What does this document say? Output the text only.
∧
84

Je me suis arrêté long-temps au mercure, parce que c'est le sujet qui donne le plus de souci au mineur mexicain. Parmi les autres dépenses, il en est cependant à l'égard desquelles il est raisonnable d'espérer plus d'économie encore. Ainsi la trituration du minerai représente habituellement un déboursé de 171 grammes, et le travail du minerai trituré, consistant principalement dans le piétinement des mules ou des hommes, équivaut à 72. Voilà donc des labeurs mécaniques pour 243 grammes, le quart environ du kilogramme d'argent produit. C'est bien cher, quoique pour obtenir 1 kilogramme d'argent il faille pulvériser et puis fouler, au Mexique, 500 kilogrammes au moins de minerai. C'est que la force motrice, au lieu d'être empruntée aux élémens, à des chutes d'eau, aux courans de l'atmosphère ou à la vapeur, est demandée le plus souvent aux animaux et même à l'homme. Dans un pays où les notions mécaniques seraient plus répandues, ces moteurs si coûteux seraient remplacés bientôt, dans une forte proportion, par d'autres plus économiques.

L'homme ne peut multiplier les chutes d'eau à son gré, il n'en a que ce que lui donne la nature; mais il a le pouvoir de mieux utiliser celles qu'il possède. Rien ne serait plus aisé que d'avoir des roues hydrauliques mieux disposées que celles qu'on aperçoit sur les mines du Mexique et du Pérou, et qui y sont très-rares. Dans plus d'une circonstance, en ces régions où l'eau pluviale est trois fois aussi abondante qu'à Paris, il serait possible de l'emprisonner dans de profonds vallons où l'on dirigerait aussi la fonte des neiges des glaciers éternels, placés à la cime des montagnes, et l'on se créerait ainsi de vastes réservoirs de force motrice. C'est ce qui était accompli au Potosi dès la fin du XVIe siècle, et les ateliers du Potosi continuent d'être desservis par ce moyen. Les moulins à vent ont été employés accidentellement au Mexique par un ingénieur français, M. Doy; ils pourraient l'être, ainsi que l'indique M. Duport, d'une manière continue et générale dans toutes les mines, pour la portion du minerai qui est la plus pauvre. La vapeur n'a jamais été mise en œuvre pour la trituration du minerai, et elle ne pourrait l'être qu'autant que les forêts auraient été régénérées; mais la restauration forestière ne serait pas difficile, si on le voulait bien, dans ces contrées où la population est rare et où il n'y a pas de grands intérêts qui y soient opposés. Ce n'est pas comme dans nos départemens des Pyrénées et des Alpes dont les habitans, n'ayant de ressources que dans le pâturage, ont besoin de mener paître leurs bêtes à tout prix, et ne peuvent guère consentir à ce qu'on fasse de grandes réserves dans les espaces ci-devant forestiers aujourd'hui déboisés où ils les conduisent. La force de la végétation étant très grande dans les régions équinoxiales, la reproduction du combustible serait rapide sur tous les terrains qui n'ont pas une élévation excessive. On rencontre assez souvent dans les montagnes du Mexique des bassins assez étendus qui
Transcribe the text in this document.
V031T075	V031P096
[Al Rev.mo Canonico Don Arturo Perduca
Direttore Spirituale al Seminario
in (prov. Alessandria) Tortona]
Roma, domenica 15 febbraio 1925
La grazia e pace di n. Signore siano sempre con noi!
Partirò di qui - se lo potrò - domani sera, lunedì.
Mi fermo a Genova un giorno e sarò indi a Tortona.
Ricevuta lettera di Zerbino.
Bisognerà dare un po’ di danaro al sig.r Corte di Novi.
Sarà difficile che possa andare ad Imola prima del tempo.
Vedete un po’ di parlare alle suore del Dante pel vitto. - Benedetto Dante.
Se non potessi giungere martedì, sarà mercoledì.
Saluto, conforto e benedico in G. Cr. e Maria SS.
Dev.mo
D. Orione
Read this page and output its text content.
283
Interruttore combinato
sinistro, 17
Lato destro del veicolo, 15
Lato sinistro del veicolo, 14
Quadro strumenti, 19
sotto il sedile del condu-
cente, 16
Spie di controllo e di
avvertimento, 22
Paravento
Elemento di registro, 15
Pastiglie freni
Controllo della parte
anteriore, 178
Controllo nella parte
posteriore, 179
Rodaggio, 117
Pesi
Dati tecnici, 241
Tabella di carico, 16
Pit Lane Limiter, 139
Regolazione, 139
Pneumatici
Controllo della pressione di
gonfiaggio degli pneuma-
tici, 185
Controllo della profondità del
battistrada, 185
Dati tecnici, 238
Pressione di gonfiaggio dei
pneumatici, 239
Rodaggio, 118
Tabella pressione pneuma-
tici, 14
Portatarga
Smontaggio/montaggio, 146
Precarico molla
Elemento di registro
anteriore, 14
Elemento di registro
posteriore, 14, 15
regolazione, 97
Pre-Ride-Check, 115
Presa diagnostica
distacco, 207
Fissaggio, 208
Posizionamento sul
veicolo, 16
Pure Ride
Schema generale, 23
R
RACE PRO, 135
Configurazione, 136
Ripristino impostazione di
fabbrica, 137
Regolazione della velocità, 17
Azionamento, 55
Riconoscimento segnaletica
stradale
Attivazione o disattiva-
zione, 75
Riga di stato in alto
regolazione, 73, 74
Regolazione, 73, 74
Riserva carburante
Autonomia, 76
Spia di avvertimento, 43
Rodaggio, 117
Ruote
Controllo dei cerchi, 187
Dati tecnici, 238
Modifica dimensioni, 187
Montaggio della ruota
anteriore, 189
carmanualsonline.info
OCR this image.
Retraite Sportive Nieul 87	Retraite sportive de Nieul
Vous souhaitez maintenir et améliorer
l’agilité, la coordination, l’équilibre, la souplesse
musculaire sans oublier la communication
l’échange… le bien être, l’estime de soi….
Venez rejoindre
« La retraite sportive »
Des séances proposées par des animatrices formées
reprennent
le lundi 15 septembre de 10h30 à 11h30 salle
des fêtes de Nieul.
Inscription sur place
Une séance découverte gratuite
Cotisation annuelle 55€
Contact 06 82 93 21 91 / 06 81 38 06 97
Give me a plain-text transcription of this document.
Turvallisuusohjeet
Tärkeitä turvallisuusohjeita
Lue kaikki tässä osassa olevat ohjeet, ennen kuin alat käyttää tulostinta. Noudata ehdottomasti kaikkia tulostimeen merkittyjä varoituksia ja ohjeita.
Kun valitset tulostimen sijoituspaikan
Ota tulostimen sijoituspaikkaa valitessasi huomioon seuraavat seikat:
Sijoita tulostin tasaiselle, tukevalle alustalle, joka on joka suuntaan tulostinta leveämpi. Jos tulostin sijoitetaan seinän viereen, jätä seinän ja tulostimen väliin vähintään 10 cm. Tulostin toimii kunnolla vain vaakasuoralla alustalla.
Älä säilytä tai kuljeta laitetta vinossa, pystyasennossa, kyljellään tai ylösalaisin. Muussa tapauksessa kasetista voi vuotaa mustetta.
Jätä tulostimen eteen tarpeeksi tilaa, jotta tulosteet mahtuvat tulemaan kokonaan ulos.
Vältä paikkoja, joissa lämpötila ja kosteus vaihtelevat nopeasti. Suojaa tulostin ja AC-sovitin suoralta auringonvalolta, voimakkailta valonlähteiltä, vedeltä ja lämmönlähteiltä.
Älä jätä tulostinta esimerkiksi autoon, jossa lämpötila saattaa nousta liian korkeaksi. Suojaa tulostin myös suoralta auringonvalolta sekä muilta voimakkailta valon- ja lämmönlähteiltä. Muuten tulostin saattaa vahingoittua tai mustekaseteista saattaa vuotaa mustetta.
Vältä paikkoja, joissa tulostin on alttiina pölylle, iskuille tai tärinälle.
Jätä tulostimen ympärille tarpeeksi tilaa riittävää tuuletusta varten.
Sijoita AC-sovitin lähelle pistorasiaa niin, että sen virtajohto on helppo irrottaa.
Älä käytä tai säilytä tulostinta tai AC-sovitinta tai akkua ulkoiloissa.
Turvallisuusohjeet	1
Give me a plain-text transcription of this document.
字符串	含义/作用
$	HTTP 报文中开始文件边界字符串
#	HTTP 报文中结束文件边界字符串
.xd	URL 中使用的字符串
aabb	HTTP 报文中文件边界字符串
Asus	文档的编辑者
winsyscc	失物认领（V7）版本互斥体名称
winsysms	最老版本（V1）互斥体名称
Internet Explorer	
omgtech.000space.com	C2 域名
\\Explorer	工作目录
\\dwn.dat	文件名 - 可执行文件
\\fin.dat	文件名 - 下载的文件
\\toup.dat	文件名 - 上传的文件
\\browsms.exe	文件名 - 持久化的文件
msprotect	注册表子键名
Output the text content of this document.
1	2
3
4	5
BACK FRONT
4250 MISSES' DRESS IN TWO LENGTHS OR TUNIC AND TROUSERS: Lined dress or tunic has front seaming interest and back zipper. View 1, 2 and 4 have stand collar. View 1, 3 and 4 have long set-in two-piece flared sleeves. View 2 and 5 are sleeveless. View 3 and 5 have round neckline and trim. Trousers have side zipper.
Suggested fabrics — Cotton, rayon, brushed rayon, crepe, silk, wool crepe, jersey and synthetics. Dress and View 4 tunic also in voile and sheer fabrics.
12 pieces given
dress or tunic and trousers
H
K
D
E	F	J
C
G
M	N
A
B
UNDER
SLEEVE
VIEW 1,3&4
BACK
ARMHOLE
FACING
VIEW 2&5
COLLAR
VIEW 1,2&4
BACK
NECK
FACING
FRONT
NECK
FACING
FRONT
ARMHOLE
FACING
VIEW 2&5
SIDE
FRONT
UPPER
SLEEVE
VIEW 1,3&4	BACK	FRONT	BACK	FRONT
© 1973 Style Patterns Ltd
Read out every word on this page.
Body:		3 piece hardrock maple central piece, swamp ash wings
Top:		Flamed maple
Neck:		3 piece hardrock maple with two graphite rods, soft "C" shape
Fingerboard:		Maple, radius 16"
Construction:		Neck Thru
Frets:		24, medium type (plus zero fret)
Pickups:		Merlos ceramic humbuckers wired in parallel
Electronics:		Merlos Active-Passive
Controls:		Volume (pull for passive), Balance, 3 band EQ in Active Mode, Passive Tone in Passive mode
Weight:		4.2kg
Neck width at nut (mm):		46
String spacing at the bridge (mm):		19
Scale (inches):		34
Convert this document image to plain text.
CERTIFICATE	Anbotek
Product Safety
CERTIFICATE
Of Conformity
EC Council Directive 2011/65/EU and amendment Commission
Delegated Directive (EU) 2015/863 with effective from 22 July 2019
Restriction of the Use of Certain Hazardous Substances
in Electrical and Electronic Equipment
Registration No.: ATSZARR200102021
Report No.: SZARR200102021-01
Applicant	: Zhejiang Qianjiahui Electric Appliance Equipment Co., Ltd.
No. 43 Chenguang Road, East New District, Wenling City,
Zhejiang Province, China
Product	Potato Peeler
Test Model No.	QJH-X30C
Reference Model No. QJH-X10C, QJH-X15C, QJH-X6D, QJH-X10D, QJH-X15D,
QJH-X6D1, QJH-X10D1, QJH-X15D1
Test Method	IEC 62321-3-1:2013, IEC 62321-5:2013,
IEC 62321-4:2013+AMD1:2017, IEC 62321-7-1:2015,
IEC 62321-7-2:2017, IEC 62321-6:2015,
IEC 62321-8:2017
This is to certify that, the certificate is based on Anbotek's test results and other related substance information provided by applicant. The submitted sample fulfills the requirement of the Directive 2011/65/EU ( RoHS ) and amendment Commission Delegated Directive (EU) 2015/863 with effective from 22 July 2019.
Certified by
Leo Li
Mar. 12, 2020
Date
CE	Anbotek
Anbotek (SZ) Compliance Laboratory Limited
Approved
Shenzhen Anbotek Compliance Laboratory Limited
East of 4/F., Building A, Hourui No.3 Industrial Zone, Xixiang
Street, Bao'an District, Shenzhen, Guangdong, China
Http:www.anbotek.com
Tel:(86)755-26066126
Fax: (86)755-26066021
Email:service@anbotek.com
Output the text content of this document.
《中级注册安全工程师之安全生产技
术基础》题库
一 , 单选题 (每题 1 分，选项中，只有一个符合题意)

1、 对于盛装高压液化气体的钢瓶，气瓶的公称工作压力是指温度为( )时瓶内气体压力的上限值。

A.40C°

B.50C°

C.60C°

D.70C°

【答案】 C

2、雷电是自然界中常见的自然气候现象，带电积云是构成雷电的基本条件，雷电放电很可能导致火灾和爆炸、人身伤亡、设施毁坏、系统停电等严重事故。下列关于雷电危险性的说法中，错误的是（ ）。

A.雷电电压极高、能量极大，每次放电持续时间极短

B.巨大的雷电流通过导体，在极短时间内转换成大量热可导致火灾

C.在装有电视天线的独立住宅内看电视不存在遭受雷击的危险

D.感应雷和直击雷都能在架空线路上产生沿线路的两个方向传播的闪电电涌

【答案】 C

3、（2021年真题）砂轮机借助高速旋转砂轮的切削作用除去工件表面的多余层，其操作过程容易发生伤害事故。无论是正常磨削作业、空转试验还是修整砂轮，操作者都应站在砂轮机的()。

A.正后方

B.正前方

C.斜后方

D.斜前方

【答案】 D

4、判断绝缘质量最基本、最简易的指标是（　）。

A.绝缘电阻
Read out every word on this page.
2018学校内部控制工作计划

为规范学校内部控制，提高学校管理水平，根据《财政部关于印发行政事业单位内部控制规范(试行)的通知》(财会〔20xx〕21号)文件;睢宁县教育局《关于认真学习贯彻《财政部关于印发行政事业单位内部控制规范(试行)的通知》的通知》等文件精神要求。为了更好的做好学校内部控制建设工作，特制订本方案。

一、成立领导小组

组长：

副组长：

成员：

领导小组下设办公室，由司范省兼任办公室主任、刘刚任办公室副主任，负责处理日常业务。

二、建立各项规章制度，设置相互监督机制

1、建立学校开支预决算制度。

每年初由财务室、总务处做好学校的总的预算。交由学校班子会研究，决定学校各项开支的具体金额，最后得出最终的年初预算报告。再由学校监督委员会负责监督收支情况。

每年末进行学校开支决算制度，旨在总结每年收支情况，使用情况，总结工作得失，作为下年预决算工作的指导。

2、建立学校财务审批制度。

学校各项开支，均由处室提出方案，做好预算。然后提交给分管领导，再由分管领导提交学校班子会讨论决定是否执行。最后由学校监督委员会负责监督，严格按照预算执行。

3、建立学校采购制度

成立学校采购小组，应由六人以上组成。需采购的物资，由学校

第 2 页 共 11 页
+--
> **Task instructions**
Within the listing above, copy each line that has the string "Equipment".

> **Reply to the task**
in Electrical and Electronic Equipment
Applicant	: Zhejiang Qianjiahui Electric Appliance Equipment Co., Ltd.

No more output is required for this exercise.